### TO BE DONE
The records below should be written out again, exactly.

>> Start MATERIALS PROVIDED

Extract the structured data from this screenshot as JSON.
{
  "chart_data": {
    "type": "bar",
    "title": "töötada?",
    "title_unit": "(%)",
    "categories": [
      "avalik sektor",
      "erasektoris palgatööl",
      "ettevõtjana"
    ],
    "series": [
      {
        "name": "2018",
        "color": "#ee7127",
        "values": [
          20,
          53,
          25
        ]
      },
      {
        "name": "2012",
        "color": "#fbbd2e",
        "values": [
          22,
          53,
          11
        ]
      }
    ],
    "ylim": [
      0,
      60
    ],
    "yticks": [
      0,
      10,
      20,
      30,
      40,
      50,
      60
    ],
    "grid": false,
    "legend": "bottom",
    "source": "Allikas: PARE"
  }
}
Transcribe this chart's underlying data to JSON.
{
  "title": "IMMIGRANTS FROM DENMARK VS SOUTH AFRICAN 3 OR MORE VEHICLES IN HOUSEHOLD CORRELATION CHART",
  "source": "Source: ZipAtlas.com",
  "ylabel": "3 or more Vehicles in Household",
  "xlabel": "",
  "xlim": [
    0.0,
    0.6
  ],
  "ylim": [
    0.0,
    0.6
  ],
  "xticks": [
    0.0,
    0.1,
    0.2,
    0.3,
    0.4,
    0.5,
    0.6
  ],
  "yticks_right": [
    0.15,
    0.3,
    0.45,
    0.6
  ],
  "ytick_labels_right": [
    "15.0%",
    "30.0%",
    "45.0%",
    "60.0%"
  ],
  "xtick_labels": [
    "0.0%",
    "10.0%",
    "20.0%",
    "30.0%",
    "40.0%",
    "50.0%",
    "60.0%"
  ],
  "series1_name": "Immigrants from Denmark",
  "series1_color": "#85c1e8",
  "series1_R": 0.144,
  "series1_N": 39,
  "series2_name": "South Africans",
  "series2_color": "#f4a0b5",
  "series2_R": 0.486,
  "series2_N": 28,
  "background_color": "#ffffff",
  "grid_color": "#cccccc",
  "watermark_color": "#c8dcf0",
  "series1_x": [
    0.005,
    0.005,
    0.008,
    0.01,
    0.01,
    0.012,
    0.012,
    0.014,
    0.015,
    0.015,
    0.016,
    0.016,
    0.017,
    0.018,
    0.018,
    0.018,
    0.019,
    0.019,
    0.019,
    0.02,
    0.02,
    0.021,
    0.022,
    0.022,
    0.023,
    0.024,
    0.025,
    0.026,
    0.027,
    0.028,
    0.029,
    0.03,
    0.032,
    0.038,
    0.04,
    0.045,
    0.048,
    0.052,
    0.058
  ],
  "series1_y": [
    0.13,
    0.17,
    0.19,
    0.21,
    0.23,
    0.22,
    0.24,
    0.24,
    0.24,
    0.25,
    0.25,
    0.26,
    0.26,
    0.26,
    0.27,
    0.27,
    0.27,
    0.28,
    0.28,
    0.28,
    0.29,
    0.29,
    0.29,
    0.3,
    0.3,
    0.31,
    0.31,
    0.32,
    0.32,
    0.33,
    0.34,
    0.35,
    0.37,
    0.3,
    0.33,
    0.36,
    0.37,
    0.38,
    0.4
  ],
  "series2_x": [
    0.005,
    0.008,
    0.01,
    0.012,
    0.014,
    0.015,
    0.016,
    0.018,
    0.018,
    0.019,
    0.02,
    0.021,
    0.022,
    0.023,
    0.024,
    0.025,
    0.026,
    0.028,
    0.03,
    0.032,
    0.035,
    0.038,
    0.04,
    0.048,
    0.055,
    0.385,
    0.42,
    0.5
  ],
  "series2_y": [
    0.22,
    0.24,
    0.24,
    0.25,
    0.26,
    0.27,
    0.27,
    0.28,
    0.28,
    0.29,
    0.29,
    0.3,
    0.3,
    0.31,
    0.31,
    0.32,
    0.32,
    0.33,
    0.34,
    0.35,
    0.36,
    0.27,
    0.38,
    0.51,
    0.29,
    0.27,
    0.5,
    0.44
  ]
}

>> End MATERIALS PROVIDED

### SOLUTION TO THE PROBLEM
Extract the structured data from this screenshot as JSON.
{
  "chart_data": {
    "type": "bar",
    "title": "töötada?",
    "title_unit": "(%)",
    "categories": [
      "avalik sektor",
      "erasektoris palgatööl",
      "ettevõtjana"
    ],
    "series": [
      {
        "name": "2018",
        "color": "#ee7127",
        "values": [
          20,
          53,
          25
        ]
      },
      {
        "name": "2012",
        "color": "#fbbd2e",
        "values": [
          22,
          53,
          11
        ]
      }
    ],
    "ylim": [
      0,
      60
    ],
    "yticks": [
      0,
      10,
      20,
      30,
      40,
      50,
      60
    ],
    "grid": false,
    "legend": "bottom",
    "source": "Allikas: PARE"
  }
}
Transcribe this chart's underlying data to JSON.
{
  "title": "IMMIGRANTS FROM DENMARK VS SOUTH AFRICAN 3 OR MORE VEHICLES IN HOUSEHOLD CORRELATION CHART",
  "source": "Source: ZipAtlas.com",
  "ylabel": "3 or more Vehicles in Household",
  "xlabel": "",
  "xlim": [
    0.0,
    0.6
  ],
  "ylim": [
    0.0,
    0.6
  ],
  "xticks": [
    0.0,
    0.1,
    0.2,
    0.3,
    0.4,
    0.5,
    0.6
  ],
  "yticks_right": [
    0.15,
    0.3,
    0.45,
    0.6
  ],
  "ytick_labels_right": [
    "15.0%",
    "30.0%",
    "45.0%",
    "60.0%"
  ],
  "xtick_labels": [
    "0.0%",
    "10.0%",
    "20.0%",
    "30.0%",
    "40.0%",
    "50.0%",
    "60.0%"
  ],
  "series1_name": "Immigrants from Denmark",
  "series1_color": "#85c1e8",
  "series1_R": 0.144,
  "series1_N": 39,
  "series2_name": "South Africans",
  "series2_color": "#f4a0b5",
  "series2_R": 0.486,
  "series2_N": 28,
  "background_color": "#ffffff",
  "grid_color": "#cccccc",
  "watermark_color": "#c8dcf0",
  "series1_x": [
    0.005,
    0.005,
    0.008,
    0.01,
    0.01,
    0.012,
    0.012,
    0.014,
    0.015,
    0.015,
    0.016,
    0.016,
    0.017,
    0.018,
    0.018,
    0.018,
    0.019,
    0.019,
    0.019,
    0.02,
    0.02,
    0.021,
    0.022,
    0.022,
    0.023,
    0.024,
    0.025,
    0.026,
    0.027,
    0.028,
    0.029,
    0.03,
    0.032,
    0.038,
    0.04,
    0.045,
    0.048,
    0.052,
    0.058
  ],
  "series1_y": [
    0.13,
    0.17,
    0.19,
    0.21,
    0.23,
    0.22,
    0.24,
    0.24,
    0.24,
    0.25,
    0.25,
    0.26,
    0.26,
    0.26,
    0.27,
    0.27,
    0.27,
    0.28,
    0.28,
    0.28,
    0.29,
    0.29,
    0.29,
    0.3,
    0.3,
    0.31,
    0.31,
    0.32,
    0.32,
    0.33,
    0.34,
    0.35,
    0.37,
    0.3,
    0.33,
    0.36,
    0.37,
    0.38,
    0.4
  ],
  "series2_x": [
    0.005,
    0.008,
    0.01,
    0.012,
    0.014,
    0.015,
    0.016,
    0.018,
    0.018,
    0.019,
    0.02,
    0.021,
    0.022,
    0.023,
    0.024,
    0.025,
    0.026,
    0.028,
    0.03,
    0.032,
    0.035,
    0.038,
    0.04,
    0.048,
    0.055,
    0.385,
    0.42,
    0.5
  ],
  "series2_y": [
    0.22,
    0.24,
    0.24,
    0.25,
    0.26,
    0.27,
    0.27,
    0.28,
    0.28,
    0.29,
    0.29,
    0.3,
    0.3,
    0.31,
    0.31,
    0.32,
    0.32,
    0.33,
    0.34,
    0.35,
    0.36,
    0.27,
    0.38,
    0.51,
    0.29,
    0.27,
    0.5,
    0.44
  ]
}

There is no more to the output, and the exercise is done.